## GIVEN EXERCISE
Please pick out and copy each line of the material below that contains the string "title". Case counts.

## DATA IN THIS EXERCISE
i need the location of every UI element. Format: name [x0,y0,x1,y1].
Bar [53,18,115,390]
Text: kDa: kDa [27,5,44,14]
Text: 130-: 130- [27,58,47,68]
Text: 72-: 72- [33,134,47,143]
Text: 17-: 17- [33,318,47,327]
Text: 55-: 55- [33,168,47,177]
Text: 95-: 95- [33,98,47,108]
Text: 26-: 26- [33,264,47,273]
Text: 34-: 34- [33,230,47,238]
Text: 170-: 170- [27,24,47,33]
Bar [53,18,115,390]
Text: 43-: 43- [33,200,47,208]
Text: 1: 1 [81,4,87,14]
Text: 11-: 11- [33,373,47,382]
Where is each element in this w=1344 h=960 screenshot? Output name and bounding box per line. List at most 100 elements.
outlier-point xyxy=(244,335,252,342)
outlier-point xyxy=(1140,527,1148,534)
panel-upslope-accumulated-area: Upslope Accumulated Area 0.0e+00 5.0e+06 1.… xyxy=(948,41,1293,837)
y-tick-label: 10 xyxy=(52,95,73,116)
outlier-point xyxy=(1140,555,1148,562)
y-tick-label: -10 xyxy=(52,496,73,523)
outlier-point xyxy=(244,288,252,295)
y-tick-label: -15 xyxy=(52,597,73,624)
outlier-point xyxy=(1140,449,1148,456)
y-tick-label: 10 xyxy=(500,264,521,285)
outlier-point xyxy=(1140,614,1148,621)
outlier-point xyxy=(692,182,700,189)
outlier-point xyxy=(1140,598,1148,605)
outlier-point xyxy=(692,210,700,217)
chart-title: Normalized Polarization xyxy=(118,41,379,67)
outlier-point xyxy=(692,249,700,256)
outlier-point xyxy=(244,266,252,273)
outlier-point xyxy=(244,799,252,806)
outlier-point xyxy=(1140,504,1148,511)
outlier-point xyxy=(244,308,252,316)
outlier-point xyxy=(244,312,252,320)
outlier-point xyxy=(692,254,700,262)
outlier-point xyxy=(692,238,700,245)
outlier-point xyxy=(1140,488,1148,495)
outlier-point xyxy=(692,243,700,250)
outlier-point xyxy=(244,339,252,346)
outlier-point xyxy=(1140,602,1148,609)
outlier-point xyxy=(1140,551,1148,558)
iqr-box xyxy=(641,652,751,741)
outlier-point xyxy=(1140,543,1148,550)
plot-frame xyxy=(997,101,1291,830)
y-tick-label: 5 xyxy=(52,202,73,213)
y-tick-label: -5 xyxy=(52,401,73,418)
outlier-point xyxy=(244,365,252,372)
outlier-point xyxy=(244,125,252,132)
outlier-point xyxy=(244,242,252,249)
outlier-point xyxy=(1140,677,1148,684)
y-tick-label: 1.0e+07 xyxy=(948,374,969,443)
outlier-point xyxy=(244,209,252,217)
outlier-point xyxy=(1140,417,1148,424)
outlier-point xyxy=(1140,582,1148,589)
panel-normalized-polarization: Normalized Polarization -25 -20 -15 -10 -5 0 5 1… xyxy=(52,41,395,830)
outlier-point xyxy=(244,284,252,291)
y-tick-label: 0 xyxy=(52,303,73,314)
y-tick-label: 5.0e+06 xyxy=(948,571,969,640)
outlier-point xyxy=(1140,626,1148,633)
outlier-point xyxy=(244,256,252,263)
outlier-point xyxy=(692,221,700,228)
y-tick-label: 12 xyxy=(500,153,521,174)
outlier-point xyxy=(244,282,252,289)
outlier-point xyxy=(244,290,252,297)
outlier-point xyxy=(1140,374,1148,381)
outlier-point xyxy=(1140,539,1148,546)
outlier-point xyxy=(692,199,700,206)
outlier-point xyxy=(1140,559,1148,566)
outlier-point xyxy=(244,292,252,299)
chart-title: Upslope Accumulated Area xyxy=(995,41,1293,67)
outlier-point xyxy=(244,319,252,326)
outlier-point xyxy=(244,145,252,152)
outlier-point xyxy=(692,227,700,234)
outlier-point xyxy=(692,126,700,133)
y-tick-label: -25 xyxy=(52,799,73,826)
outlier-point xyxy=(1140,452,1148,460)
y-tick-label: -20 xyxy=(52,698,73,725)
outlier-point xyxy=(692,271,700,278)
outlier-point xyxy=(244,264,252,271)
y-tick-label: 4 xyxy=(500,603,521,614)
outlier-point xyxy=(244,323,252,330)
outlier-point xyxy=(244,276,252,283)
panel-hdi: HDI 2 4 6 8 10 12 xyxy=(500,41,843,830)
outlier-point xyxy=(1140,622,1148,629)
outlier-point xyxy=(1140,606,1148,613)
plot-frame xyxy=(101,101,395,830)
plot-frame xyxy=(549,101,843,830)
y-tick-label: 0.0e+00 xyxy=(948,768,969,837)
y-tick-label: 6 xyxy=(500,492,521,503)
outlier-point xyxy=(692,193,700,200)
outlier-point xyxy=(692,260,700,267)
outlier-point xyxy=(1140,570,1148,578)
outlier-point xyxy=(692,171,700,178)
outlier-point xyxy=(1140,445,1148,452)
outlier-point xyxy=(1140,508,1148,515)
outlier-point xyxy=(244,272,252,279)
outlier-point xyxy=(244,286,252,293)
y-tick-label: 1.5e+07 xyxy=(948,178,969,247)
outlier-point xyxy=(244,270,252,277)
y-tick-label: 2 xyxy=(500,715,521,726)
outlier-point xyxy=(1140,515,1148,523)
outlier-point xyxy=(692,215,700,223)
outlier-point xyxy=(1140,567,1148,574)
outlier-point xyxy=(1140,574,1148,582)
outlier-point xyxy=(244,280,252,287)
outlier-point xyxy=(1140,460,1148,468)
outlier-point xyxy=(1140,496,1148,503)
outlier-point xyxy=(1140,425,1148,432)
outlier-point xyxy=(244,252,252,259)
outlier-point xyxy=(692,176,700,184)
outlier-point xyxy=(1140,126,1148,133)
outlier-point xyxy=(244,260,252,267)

## FINISHED ANSWER
chart-title: Normalized Polarization xyxy=(118,41,379,67)
chart-title: Upslope Accumulated Area xyxy=(995,41,1293,67)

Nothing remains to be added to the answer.